-------- Data extract --------

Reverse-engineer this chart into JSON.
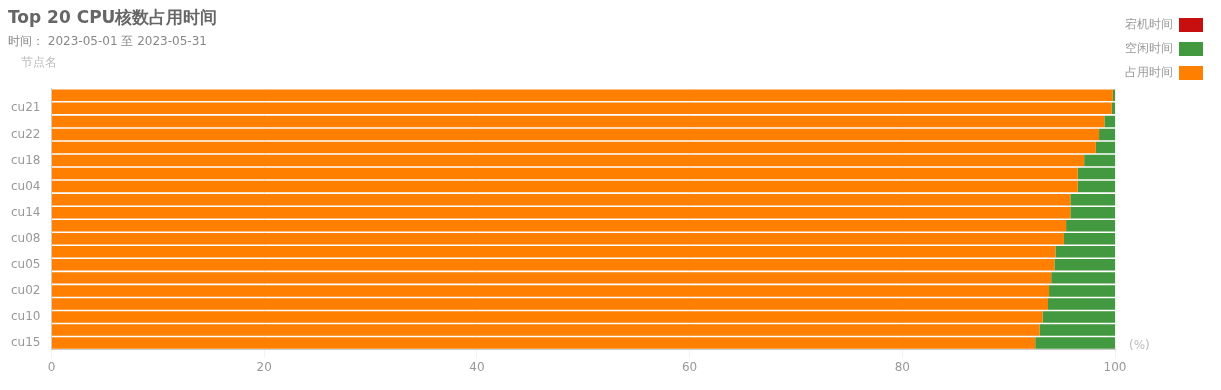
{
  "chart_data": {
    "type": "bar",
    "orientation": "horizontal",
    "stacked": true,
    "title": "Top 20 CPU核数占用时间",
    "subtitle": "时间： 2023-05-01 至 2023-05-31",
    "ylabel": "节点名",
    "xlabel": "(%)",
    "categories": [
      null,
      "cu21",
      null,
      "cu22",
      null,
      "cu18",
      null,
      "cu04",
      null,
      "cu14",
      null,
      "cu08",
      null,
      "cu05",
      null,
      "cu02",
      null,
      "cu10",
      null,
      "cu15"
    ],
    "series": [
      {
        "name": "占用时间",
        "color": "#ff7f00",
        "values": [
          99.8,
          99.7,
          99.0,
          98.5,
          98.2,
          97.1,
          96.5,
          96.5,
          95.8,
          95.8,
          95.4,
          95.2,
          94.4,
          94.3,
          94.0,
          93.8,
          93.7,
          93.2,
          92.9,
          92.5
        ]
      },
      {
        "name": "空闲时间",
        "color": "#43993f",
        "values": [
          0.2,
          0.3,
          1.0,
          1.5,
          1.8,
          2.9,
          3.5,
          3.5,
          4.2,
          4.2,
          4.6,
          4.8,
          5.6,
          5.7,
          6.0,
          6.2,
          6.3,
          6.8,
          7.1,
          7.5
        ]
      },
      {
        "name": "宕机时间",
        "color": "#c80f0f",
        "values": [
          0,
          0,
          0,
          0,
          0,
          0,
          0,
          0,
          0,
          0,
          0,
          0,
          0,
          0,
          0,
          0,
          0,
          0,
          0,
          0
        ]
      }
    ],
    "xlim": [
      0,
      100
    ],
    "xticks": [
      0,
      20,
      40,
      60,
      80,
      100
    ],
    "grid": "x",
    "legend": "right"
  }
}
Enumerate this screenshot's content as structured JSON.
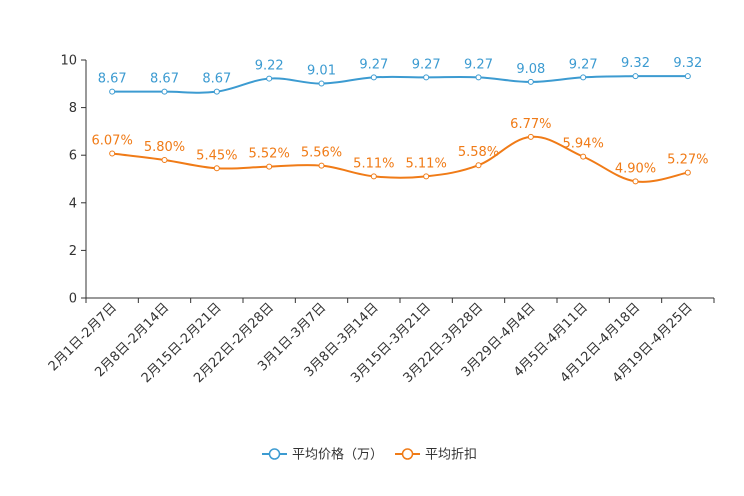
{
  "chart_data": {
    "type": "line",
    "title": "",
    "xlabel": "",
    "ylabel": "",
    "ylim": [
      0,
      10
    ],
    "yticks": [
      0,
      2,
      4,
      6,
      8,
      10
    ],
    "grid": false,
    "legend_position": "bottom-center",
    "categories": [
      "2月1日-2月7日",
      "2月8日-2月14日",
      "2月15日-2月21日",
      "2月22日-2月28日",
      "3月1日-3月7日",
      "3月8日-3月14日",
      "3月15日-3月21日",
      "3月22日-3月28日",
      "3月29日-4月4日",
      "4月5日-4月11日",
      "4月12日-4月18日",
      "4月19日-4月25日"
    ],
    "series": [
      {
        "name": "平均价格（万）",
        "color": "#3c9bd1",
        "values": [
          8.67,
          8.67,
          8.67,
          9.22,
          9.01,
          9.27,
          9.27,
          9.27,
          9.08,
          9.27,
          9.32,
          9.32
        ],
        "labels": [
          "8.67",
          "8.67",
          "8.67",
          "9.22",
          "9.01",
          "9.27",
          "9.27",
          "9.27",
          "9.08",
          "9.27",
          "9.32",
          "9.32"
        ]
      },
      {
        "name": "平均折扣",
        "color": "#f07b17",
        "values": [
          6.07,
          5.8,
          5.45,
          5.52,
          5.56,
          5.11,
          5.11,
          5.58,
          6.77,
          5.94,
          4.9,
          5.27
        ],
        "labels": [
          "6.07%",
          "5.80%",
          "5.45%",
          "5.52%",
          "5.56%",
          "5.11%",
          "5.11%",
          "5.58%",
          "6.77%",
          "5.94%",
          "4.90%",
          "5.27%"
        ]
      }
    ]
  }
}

--------

= Problem requirements =
Omit every picture, and otherwise quote the entries exactly.

= Exercise output =
Reverse-engineer this chart into JSON.
{
  "chart_data": {
    "type": "bar",
    "orientation": "horizontal",
    "stacked": true,
    "title": "Top 20 CPU核数占用时间",
    "subtitle": "时间： 2023-05-01 至 2023-05-31",
    "ylabel": "节点名",
    "xlabel": "(%)",
    "categories": [
      null,
      "cu21",
      null,
      "cu22",
      null,
      "cu18",
      null,
      "cu04",
      null,
      "cu14",
      null,
      "cu08",
      null,
      "cu05",
      null,
      "cu02",
      null,
      "cu10",
      null,
      "cu15"
    ],
    "series": [
      {
        "name": "占用时间",
        "color": "#ff7f00",
        "values": [
          99.8,
          99.7,
          99.0,
          98.5,
          98.2,
          97.1,
          96.5,
          96.5,
          95.8,
          95.8,
          95.4,
          95.2,
          94.4,
          94.3,
          94.0,
          93.8,
          93.7,
          93.2,
          92.9,
          92.5
        ]
      },
      {
        "name": "空闲时间",
        "color": "#43993f",
        "values": [
          0.2,
          0.3,
          1.0,
          1.5,
          1.8,
          2.9,
          3.5,
          3.5,
          4.2,
          4.2,
          4.6,
          4.8,
          5.6,
          5.7,
          6.0,
          6.2,
          6.3,
          6.8,
          7.1,
          7.5
        ]
      },
      {
        "name": "宕机时间",
        "color": "#c80f0f",
        "values": [
          0,
          0,
          0,
          0,
          0,
          0,
          0,
          0,
          0,
          0,
          0,
          0,
          0,
          0,
          0,
          0,
          0,
          0,
          0,
          0
        ]
      }
    ],
    "xlim": [
      0,
      100
    ],
    "xticks": [
      0,
      20,
      40,
      60,
      80,
      100
    ],
    "grid": "x",
    "legend": "right"
  }
}
Enumerate this screenshot's content as structured JSON.
{
  "chart_data": {
    "type": "line",
    "title": "",
    "xlabel": "",
    "ylabel": "",
    "ylim": [
      0,
      10
    ],
    "yticks": [
      0,
      2,
      4,
      6,
      8,
      10
    ],
    "grid": false,
    "legend_position": "bottom-center",
    "categories": [
      "2月1日-2月7日",
      "2月8日-2月14日",
      "2月15日-2月21日",
      "2月22日-2月28日",
      "3月1日-3月7日",
      "3月8日-3月14日",
      "3月15日-3月21日",
      "3月22日-3月28日",
      "3月29日-4月4日",
      "4月5日-4月11日",
      "4月12日-4月18日",
      "4月19日-4月25日"
    ],
    "series": [
      {
        "name": "平均价格（万）",
        "color": "#3c9bd1",
        "values": [
          8.67,
          8.67,
          8.67,
          9.22,
          9.01,
          9.27,
          9.27,
          9.27,
          9.08,
          9.27,
          9.32,
          9.32
        ],
        "labels": [
          "8.67",
          "8.67",
          "8.67",
          "9.22",
          "9.01",
          "9.27",
          "9.27",
          "9.27",
          "9.08",
          "9.27",
          "9.32",
          "9.32"
        ]
      },
      {
        "name": "平均折扣",
        "color": "#f07b17",
        "values": [
          6.07,
          5.8,
          5.45,
          5.52,
          5.56,
          5.11,
          5.11,
          5.58,
          6.77,
          5.94,
          4.9,
          5.27
        ],
        "labels": [
          "6.07%",
          "5.80%",
          "5.45%",
          "5.52%",
          "5.56%",
          "5.11%",
          "5.11%",
          "5.58%",
          "6.77%",
          "5.94%",
          "4.90%",
          "5.27%"
        ]
      }
    ]
  }
}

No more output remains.